● EXERCISE AIM: Print the full listing exactly.

-=-=-

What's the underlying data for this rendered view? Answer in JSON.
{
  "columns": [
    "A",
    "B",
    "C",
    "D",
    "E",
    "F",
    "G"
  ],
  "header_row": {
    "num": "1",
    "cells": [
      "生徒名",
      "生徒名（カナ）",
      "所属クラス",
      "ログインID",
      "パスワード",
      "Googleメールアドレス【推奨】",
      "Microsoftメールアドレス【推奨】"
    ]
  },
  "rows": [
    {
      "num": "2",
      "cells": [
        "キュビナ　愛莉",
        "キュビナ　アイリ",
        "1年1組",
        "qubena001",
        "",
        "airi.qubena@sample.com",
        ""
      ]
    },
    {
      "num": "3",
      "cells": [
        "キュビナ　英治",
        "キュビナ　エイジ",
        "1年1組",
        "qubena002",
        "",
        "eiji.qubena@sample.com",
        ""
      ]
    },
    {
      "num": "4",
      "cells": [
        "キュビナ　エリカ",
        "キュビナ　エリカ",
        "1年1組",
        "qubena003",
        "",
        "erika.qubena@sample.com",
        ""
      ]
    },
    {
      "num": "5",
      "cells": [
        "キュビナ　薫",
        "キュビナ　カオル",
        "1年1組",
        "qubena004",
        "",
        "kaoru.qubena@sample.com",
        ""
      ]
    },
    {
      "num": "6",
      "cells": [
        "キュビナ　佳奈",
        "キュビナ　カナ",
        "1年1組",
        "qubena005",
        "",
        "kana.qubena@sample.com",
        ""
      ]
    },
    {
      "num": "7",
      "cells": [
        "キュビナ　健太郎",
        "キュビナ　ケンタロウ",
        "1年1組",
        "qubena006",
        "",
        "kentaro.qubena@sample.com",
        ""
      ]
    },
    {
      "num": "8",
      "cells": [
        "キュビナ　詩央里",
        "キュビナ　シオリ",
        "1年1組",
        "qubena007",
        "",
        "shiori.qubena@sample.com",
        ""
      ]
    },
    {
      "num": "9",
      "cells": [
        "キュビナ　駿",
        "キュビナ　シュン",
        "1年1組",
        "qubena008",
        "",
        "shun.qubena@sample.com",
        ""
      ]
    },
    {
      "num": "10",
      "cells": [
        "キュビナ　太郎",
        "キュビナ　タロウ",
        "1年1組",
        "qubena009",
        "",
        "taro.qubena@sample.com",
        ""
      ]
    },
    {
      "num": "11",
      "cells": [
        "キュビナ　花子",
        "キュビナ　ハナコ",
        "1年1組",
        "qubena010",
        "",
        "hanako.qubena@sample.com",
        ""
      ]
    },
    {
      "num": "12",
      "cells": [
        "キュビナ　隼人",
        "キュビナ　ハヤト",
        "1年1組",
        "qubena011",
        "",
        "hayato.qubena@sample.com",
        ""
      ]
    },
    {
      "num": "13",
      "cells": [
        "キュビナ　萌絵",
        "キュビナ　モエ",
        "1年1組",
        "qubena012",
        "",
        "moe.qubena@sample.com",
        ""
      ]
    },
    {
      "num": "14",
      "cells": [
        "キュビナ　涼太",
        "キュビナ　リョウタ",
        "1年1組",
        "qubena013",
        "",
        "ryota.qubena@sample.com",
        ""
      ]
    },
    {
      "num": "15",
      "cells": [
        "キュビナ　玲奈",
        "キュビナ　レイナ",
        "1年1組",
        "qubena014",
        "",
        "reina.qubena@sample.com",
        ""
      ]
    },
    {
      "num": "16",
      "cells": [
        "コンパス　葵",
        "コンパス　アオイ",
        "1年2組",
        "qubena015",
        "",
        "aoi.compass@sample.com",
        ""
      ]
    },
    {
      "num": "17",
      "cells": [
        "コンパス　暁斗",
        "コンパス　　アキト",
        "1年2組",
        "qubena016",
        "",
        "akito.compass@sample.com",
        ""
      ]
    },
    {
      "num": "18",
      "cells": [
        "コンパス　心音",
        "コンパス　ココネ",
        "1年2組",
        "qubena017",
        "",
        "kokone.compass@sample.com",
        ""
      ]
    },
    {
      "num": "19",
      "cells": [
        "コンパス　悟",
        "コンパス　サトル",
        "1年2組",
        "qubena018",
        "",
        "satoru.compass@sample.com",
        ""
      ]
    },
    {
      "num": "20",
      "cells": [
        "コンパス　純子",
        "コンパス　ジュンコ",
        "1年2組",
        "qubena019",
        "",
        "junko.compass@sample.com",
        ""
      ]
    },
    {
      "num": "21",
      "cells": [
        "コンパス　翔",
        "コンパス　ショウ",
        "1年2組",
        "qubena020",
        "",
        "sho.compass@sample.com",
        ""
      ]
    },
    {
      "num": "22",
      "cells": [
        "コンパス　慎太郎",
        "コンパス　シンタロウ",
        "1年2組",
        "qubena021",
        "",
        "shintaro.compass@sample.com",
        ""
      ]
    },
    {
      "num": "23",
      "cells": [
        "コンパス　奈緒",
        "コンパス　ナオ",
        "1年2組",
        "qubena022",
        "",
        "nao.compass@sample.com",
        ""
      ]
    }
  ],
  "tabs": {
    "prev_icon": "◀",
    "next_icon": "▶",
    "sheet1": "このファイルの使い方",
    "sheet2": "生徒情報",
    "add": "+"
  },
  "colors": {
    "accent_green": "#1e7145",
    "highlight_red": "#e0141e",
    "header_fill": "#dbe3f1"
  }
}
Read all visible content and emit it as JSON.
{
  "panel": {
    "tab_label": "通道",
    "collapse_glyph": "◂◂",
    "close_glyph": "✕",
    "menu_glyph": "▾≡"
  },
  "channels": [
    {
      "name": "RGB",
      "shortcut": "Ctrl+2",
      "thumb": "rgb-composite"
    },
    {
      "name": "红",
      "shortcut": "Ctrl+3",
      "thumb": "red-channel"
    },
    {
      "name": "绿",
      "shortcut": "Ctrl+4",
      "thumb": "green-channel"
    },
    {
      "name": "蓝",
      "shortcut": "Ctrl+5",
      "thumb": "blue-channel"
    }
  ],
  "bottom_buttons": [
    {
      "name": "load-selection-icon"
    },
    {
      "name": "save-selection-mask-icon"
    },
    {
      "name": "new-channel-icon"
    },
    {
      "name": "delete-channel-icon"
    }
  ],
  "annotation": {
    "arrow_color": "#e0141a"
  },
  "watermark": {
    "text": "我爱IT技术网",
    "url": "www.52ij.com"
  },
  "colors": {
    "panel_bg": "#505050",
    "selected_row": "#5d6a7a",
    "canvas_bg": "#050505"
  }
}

-=-=-

● CORRECT RESPONSE:
What's the underlying data for this rendered view? Answer in JSON.
{
  "columns": [
    "A",
    "B",
    "C",
    "D",
    "E",
    "F",
    "G"
  ],
  "header_row": {
    "num": "1",
    "cells": [
      "生徒名",
      "生徒名（カナ）",
      "所属クラス",
      "ログインID",
      "パスワード",
      "Googleメールアドレス【推奨】",
      "Microsoftメールアドレス【推奨】"
    ]
  },
  "rows": [
    {
      "num": "2",
      "cells": [
        "キュビナ　愛莉",
        "キュビナ　アイリ",
        "1年1組",
        "qubena001",
        "",
        "airi.qubena@sample.com",
        ""
      ]
    },
    {
      "num": "3",
      "cells": [
        "キュビナ　英治",
        "キュビナ　エイジ",
        "1年1組",
        "qubena002",
        "",
        "eiji.qubena@sample.com",
        ""
      ]
    },
    {
      "num": "4",
      "cells": [
        "キュビナ　エリカ",
        "キュビナ　エリカ",
        "1年1組",
        "qubena003",
        "",
        "erika.qubena@sample.com",
        ""
      ]
    },
    {
      "num": "5",
      "cells": [
        "キュビナ　薫",
        "キュビナ　カオル",
        "1年1組",
        "qubena004",
        "",
        "kaoru.qubena@sample.com",
        ""
      ]
    },
    {
      "num": "6",
      "cells": [
        "キュビナ　佳奈",
        "キュビナ　カナ",
        "1年1組",
        "qubena005",
        "",
        "kana.qubena@sample.com",
        ""
      ]
    },
    {
      "num": "7",
      "cells": [
        "キュビナ　健太郎",
        "キュビナ　ケンタロウ",
        "1年1組",
        "qubena006",
        "",
        "kentaro.qubena@sample.com",
        ""
      ]
    },
    {
      "num": "8",
      "cells": [
        "キュビナ　詩央里",
        "キュビナ　シオリ",
        "1年1組",
        "qubena007",
        "",
        "shiori.qubena@sample.com",
        ""
      ]
    },
    {
      "num": "9",
      "cells": [
        "キュビナ　駿",
        "キュビナ　シュン",
        "1年1組",
        "qubena008",
        "",
        "shun.qubena@sample.com",
        ""
      ]
    },
    {
      "num": "10",
      "cells": [
        "キュビナ　太郎",
        "キュビナ　タロウ",
        "1年1組",
        "qubena009",
        "",
        "taro.qubena@sample.com",
        ""
      ]
    },
    {
      "num": "11",
      "cells": [
        "キュビナ　花子",
        "キュビナ　ハナコ",
        "1年1組",
        "qubena010",
        "",
        "hanako.qubena@sample.com",
        ""
      ]
    },
    {
      "num": "12",
      "cells": [
        "キュビナ　隼人",
        "キュビナ　ハヤト",
        "1年1組",
        "qubena011",
        "",
        "hayato.qubena@sample.com",
        ""
      ]
    },
    {
      "num": "13",
      "cells": [
        "キュビナ　萌絵",
        "キュビナ　モエ",
        "1年1組",
        "qubena012",
        "",
        "moe.qubena@sample.com",
        ""
      ]
    },
    {
      "num": "14",
      "cells": [
        "キュビナ　涼太",
        "キュビナ　リョウタ",
        "1年1組",
        "qubena013",
        "",
        "ryota.qubena@sample.com",
        ""
      ]
    },
    {
      "num": "15",
      "cells": [
        "キュビナ　玲奈",
        "キュビナ　レイナ",
        "1年1組",
        "qubena014",
        "",
        "reina.qubena@sample.com",
        ""
      ]
    },
    {
      "num": "16",
      "cells": [
        "コンパス　葵",
        "コンパス　アオイ",
        "1年2組",
        "qubena015",
        "",
        "aoi.compass@sample.com",
        ""
      ]
    },
    {
      "num": "17",
      "cells": [
        "コンパス　暁斗",
        "コンパス　　アキト",
        "1年2組",
        "qubena016",
        "",
        "akito.compass@sample.com",
        ""
      ]
    },
    {
      "num": "18",
      "cells": [
        "コンパス　心音",
        "コンパス　ココネ",
        "1年2組",
        "qubena017",
        "",
        "kokone.compass@sample.com",
        ""
      ]
    },
    {
      "num": "19",
      "cells": [
        "コンパス　悟",
        "コンパス　サトル",
        "1年2組",
        "qubena018",
        "",
        "satoru.compass@sample.com",
        ""
      ]
    },
    {
      "num": "20",
      "cells": [
        "コンパス　純子",
        "コンパス　ジュンコ",
        "1年2組",
        "qubena019",
        "",
        "junko.compass@sample.com",
        ""
      ]
    },
    {
      "num": "21",
      "cells": [
        "コンパス　翔",
        "コンパス　ショウ",
        "1年2組",
        "qubena020",
        "",
        "sho.compass@sample.com",
        ""
      ]
    },
    {
      "num": "22",
      "cells": [
        "コンパス　慎太郎",
        "コンパス　シンタロウ",
        "1年2組",
        "qubena021",
        "",
        "shintaro.compass@sample.com",
        ""
      ]
    },
    {
      "num": "23",
      "cells": [
        "コンパス　奈緒",
        "コンパス　ナオ",
        "1年2組",
        "qubena022",
        "",
        "nao.compass@sample.com",
        ""
      ]
    }
  ],
  "tabs": {
    "prev_icon": "◀",
    "next_icon": "▶",
    "sheet1": "このファイルの使い方",
    "sheet2": "生徒情報",
    "add": "+"
  },
  "colors": {
    "accent_green": "#1e7145",
    "highlight_red": "#e0141e",
    "header_fill": "#dbe3f1"
  }
}
Read all visible content and emit it as JSON.
{
  "panel": {
    "tab_label": "通道",
    "collapse_glyph": "◂◂",
    "close_glyph": "✕",
    "menu_glyph": "▾≡"
  },
  "channels": [
    {
      "name": "RGB",
      "shortcut": "Ctrl+2",
      "thumb": "rgb-composite"
    },
    {
      "name": "红",
      "shortcut": "Ctrl+3",
      "thumb": "red-channel"
    },
    {
      "name": "绿",
      "shortcut": "Ctrl+4",
      "thumb": "green-channel"
    },
    {
      "name": "蓝",
      "shortcut": "Ctrl+5",
      "thumb": "blue-channel"
    }
  ],
  "bottom_buttons": [
    {
      "name": "load-selection-icon"
    },
    {
      "name": "save-selection-mask-icon"
    },
    {
      "name": "new-channel-icon"
    },
    {
      "name": "delete-channel-icon"
    }
  ],
  "annotation": {
    "arrow_color": "#e0141a"
  },
  "watermark": {
    "text": "我爱IT技术网",
    "url": "www.52ij.com"
  },
  "colors": {
    "panel_bg": "#505050",
    "selected_row": "#5d6a7a",
    "canvas_bg": "#050505"
  }
}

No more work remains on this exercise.